* Task to carry out
Would you pull out every line of the material that contains the string "with"?

* Extracted information

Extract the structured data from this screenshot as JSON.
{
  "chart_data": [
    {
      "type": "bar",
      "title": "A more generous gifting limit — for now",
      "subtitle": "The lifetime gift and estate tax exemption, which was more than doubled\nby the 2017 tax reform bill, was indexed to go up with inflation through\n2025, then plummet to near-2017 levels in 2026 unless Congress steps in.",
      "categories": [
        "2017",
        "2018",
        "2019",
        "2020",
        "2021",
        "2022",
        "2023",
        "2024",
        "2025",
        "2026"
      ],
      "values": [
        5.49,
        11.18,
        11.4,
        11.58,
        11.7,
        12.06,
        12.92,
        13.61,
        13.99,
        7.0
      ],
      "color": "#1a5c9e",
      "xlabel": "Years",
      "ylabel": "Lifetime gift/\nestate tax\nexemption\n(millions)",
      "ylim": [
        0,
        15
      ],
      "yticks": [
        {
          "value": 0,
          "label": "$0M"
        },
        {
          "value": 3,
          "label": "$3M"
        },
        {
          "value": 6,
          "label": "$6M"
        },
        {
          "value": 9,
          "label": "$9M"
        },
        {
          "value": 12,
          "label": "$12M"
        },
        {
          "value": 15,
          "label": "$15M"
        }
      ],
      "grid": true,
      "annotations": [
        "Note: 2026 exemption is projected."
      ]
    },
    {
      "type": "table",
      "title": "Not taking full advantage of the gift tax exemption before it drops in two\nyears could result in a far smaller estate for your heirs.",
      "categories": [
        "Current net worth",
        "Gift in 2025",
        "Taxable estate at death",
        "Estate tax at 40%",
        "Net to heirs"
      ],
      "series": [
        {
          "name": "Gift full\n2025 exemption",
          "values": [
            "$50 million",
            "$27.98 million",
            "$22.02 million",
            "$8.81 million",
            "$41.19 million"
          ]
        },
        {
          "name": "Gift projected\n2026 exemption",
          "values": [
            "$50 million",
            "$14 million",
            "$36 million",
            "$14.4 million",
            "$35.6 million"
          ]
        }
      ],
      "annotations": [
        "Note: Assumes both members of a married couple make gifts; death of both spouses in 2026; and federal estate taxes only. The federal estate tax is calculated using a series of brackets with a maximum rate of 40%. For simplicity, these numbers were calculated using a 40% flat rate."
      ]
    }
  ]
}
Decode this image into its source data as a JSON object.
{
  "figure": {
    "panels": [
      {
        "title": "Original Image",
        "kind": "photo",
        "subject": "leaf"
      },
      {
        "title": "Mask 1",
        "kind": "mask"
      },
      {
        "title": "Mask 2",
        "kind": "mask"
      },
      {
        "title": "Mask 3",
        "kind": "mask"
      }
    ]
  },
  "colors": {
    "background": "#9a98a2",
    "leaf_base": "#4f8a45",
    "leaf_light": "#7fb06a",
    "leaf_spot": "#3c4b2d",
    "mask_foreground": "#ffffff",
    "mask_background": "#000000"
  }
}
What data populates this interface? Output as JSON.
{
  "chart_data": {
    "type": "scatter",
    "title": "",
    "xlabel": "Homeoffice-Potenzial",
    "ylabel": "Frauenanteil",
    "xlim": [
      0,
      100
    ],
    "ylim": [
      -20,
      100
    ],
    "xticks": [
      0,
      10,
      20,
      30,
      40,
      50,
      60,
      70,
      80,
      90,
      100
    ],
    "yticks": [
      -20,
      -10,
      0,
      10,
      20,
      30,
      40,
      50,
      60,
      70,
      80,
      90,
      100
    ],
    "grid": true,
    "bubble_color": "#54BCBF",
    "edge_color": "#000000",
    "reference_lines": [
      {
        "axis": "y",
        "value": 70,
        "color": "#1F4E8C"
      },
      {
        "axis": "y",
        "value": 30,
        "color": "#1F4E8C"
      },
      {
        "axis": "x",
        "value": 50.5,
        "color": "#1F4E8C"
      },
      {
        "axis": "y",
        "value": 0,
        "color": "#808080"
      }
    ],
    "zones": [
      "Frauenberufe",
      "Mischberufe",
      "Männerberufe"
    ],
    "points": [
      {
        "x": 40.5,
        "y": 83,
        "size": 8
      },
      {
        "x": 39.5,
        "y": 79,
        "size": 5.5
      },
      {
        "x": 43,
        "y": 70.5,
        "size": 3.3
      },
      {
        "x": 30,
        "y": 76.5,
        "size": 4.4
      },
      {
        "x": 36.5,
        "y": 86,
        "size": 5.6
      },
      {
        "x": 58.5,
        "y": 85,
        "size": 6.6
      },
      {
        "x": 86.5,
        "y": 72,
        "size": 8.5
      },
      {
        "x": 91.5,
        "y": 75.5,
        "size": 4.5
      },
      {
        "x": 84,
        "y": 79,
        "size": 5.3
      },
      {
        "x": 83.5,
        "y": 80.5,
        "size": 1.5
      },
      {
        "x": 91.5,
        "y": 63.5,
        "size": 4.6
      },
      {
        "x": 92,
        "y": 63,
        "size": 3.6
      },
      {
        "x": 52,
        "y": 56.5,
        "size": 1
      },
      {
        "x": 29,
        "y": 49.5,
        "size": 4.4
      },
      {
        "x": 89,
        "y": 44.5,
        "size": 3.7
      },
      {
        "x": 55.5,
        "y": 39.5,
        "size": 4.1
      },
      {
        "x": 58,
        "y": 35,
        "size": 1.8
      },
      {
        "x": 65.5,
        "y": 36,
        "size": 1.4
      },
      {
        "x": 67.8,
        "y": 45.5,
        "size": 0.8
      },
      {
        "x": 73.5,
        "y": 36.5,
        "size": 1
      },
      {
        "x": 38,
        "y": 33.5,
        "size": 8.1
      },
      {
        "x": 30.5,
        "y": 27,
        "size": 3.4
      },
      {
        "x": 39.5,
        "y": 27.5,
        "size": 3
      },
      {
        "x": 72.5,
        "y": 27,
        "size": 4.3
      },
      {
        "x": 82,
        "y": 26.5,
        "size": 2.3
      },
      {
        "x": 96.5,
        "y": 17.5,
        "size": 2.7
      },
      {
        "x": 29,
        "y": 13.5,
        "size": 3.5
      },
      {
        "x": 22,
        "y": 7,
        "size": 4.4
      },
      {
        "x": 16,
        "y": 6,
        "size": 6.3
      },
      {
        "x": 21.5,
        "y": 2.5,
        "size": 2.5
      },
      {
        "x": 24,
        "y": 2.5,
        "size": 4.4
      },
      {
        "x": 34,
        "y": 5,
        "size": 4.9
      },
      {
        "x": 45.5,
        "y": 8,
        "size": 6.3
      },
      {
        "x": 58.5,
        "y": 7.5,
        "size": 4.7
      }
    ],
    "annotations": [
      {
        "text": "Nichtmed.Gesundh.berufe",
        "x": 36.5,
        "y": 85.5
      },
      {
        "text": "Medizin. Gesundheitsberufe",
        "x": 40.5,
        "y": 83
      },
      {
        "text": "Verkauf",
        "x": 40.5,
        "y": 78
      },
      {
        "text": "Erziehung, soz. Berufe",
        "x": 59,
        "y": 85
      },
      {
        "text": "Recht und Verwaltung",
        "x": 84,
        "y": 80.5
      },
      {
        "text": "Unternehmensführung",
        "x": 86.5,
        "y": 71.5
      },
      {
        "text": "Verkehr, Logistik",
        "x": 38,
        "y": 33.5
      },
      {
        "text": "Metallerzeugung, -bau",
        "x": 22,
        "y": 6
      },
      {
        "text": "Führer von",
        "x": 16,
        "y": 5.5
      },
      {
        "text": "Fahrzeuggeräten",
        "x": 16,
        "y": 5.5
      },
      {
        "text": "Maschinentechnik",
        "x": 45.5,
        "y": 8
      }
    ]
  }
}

* Answer to this problem
      "subtitle": "The lifetime gift and estate tax exemption, which was more than doubled\nby the 2017 tax reform bill, was indexed to go up with inflation through\n2025, then plummet to near-2017 levels in 2026 unless Congress steps in.",
        "Note: Assumes both members of a married couple make gifts; death of both spouses in 2026; and federal estate taxes only. The federal estate tax is calculated using a series of brackets with a maximum rate of 40%. For simplicity, these numbers were calculated using a 40% flat rate."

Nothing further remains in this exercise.